Data rows:
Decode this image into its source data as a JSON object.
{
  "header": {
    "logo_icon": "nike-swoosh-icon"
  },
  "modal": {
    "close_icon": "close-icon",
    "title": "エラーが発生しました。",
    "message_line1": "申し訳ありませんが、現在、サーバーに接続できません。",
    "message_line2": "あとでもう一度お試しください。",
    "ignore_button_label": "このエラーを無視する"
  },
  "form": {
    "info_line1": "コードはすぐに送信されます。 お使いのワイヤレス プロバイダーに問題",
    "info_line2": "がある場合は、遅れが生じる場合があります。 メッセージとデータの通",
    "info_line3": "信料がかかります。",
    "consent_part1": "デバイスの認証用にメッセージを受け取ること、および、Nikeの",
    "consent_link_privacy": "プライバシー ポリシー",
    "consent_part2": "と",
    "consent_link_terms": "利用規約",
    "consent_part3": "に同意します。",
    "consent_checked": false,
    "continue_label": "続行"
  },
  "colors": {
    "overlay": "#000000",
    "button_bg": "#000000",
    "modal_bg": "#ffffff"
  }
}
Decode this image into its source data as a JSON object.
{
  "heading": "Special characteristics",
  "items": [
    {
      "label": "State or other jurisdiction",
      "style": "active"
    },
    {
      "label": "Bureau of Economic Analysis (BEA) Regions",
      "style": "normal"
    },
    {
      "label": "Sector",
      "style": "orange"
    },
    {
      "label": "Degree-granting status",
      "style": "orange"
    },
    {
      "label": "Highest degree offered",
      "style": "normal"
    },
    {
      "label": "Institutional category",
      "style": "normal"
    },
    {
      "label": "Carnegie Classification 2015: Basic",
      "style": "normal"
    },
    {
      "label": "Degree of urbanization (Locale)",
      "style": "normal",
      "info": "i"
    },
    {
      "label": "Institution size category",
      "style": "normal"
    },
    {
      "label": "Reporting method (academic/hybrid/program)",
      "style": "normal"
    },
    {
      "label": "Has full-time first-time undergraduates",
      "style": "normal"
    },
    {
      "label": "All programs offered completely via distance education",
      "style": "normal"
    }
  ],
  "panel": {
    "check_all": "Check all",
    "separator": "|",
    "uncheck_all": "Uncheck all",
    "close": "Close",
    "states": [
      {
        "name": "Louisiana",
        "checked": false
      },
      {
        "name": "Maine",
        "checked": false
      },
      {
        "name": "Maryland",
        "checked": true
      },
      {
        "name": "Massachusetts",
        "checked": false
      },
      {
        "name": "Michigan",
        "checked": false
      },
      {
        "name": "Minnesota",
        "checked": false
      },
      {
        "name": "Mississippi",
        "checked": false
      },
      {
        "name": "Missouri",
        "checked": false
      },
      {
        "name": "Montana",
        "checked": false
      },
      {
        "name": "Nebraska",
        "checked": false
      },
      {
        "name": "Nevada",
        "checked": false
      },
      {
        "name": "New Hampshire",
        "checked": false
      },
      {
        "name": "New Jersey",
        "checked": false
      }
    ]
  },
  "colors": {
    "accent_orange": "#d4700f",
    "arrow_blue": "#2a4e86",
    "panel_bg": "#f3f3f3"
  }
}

Task description:
Each line in the material above must be retyped without alteration.

The response:
Decode this image into its source data as a JSON object.
{
  "header": {
    "logo_icon": "nike-swoosh-icon"
  },
  "modal": {
    "close_icon": "close-icon",
    "title": "エラーが発生しました。",
    "message_line1": "申し訳ありませんが、現在、サーバーに接続できません。",
    "message_line2": "あとでもう一度お試しください。",
    "ignore_button_label": "このエラーを無視する"
  },
  "form": {
    "info_line1": "コードはすぐに送信されます。 お使いのワイヤレス プロバイダーに問題",
    "info_line2": "がある場合は、遅れが生じる場合があります。 メッセージとデータの通",
    "info_line3": "信料がかかります。",
    "consent_part1": "デバイスの認証用にメッセージを受け取ること、および、Nikeの",
    "consent_link_privacy": "プライバシー ポリシー",
    "consent_part2": "と",
    "consent_link_terms": "利用規約",
    "consent_part3": "に同意します。",
    "consent_checked": false,
    "continue_label": "続行"
  },
  "colors": {
    "overlay": "#000000",
    "button_bg": "#000000",
    "modal_bg": "#ffffff"
  }
}
Decode this image into its source data as a JSON object.
{
  "heading": "Special characteristics",
  "items": [
    {
      "label": "State or other jurisdiction",
      "style": "active"
    },
    {
      "label": "Bureau of Economic Analysis (BEA) Regions",
      "style": "normal"
    },
    {
      "label": "Sector",
      "style": "orange"
    },
    {
      "label": "Degree-granting status",
      "style": "orange"
    },
    {
      "label": "Highest degree offered",
      "style": "normal"
    },
    {
      "label": "Institutional category",
      "style": "normal"
    },
    {
      "label": "Carnegie Classification 2015: Basic",
      "style": "normal"
    },
    {
      "label": "Degree of urbanization (Locale)",
      "style": "normal",
      "info": "i"
    },
    {
      "label": "Institution size category",
      "style": "normal"
    },
    {
      "label": "Reporting method (academic/hybrid/program)",
      "style": "normal"
    },
    {
      "label": "Has full-time first-time undergraduates",
      "style": "normal"
    },
    {
      "label": "All programs offered completely via distance education",
      "style": "normal"
    }
  ],
  "panel": {
    "check_all": "Check all",
    "separator": "|",
    "uncheck_all": "Uncheck all",
    "close": "Close",
    "states": [
      {
        "name": "Louisiana",
        "checked": false
      },
      {
        "name": "Maine",
        "checked": false
      },
      {
        "name": "Maryland",
        "checked": true
      },
      {
        "name": "Massachusetts",
        "checked": false
      },
      {
        "name": "Michigan",
        "checked": false
      },
      {
        "name": "Minnesota",
        "checked": false
      },
      {
        "name": "Mississippi",
        "checked": false
      },
      {
        "name": "Missouri",
        "checked": false
      },
      {
        "name": "Montana",
        "checked": false
      },
      {
        "name": "Nebraska",
        "checked": false
      },
      {
        "name": "Nevada",
        "checked": false
      },
      {
        "name": "New Hampshire",
        "checked": false
      },
      {
        "name": "New Jersey",
        "checked": false
      }
    ]
  },
  "colors": {
    "accent_orange": "#d4700f",
    "arrow_blue": "#2a4e86",
    "panel_bg": "#f3f3f3"
  }
}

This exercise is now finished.